EXERCISE DETAILS - Collect every line that includes the string "text".

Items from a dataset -
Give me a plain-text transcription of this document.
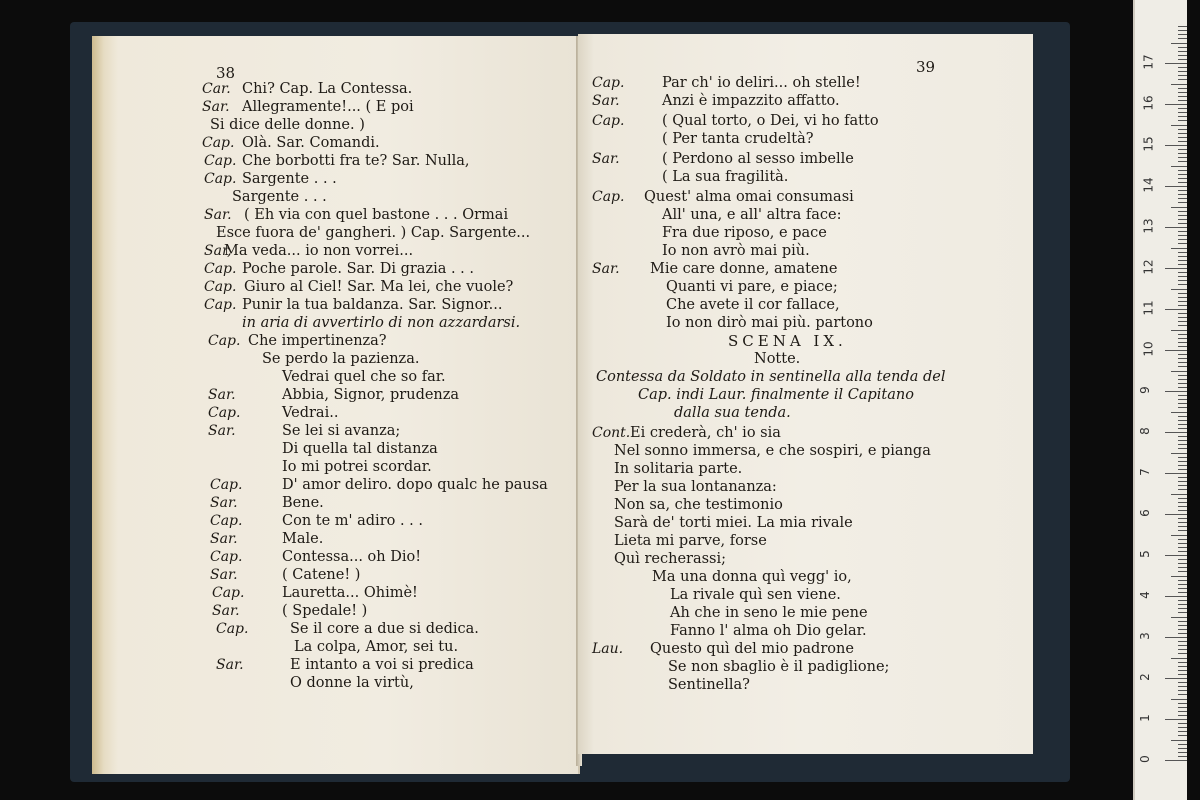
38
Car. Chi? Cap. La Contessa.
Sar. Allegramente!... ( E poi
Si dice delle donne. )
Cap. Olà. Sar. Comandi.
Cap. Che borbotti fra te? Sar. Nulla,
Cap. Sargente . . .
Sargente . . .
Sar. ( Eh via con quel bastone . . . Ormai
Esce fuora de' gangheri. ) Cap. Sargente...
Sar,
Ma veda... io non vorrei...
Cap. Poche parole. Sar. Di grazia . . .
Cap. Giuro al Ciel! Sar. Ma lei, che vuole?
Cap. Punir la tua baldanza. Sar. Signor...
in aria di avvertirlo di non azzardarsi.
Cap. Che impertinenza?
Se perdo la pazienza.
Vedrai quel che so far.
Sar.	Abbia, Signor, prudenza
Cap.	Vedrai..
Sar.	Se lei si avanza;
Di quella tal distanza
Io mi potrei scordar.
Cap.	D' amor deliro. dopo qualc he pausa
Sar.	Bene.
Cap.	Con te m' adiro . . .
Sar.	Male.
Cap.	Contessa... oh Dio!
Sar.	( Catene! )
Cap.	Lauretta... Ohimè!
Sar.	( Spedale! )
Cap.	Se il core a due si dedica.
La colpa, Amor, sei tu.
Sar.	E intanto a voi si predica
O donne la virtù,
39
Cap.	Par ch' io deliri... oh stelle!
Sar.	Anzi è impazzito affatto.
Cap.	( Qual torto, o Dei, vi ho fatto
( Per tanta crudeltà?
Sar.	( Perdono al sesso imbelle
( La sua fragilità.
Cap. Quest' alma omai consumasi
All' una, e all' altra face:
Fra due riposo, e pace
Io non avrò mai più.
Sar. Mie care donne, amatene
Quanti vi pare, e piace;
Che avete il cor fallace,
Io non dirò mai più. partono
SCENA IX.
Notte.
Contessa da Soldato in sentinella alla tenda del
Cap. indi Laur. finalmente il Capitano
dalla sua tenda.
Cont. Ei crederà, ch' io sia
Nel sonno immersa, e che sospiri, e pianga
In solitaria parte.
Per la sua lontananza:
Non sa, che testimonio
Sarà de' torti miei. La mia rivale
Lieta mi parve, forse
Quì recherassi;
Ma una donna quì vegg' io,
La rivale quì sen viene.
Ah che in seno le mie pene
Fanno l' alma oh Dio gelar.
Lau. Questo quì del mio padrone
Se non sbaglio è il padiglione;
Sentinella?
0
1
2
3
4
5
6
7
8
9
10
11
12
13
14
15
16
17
---
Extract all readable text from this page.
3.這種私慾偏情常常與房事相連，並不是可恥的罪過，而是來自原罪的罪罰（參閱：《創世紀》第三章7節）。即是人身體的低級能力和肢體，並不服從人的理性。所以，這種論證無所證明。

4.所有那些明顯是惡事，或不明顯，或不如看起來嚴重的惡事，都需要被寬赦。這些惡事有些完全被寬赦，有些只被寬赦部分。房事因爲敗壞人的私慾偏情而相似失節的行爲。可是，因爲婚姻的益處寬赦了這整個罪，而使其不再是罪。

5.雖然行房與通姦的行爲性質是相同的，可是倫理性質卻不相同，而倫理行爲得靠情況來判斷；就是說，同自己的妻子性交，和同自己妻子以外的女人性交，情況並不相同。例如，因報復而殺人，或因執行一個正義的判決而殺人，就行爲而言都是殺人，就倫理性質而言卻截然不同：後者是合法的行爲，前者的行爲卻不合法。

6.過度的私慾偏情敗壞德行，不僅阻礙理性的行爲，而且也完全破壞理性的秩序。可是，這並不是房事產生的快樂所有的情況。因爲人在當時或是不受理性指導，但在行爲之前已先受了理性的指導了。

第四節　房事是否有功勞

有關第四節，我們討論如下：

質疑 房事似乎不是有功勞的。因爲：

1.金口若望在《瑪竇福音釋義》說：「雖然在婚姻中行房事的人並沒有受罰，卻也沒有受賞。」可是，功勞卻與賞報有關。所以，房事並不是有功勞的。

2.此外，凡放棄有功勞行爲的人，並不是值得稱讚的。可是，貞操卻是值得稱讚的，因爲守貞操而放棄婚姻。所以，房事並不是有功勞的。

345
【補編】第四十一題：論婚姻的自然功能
...
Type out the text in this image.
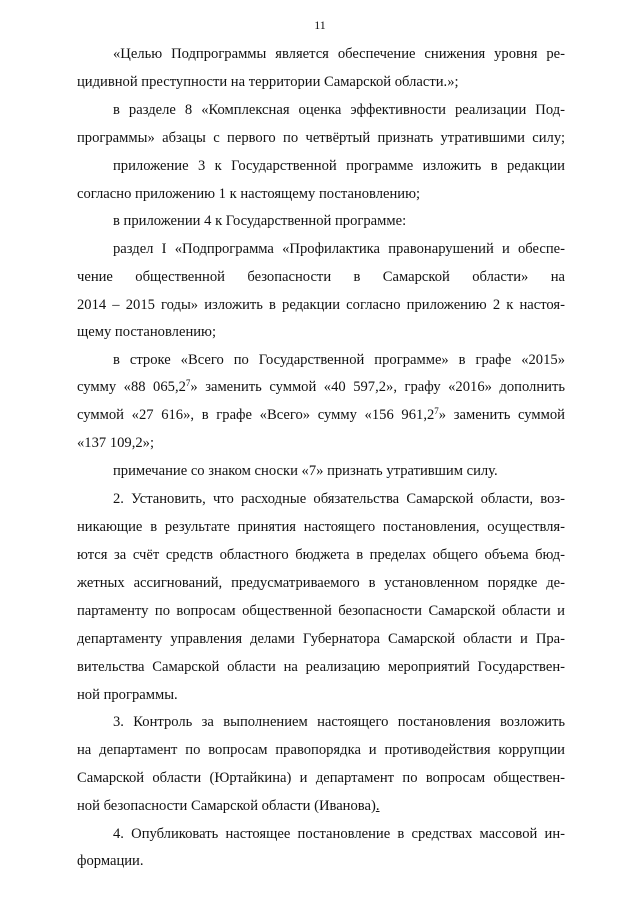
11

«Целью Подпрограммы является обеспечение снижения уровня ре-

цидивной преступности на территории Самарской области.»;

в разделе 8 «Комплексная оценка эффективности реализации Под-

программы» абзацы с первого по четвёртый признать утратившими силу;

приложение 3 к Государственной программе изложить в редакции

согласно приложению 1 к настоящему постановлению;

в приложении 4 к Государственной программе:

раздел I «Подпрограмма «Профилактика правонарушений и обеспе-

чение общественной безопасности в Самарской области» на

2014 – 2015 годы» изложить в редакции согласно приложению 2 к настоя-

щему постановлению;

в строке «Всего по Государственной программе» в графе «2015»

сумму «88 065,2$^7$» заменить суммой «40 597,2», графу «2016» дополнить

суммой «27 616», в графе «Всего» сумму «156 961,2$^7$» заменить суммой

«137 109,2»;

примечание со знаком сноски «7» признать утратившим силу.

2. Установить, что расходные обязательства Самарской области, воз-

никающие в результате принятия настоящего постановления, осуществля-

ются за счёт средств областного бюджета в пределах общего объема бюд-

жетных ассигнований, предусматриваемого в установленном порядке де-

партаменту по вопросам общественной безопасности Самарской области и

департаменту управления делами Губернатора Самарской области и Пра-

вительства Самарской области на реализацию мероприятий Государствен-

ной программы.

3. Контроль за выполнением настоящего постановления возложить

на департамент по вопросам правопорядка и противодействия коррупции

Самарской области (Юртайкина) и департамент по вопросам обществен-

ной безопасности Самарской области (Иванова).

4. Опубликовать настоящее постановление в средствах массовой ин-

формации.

RESPONSE -
Give me a plain-text transcription of this document.
Extract all readable text from this page.
Type out the text in this image.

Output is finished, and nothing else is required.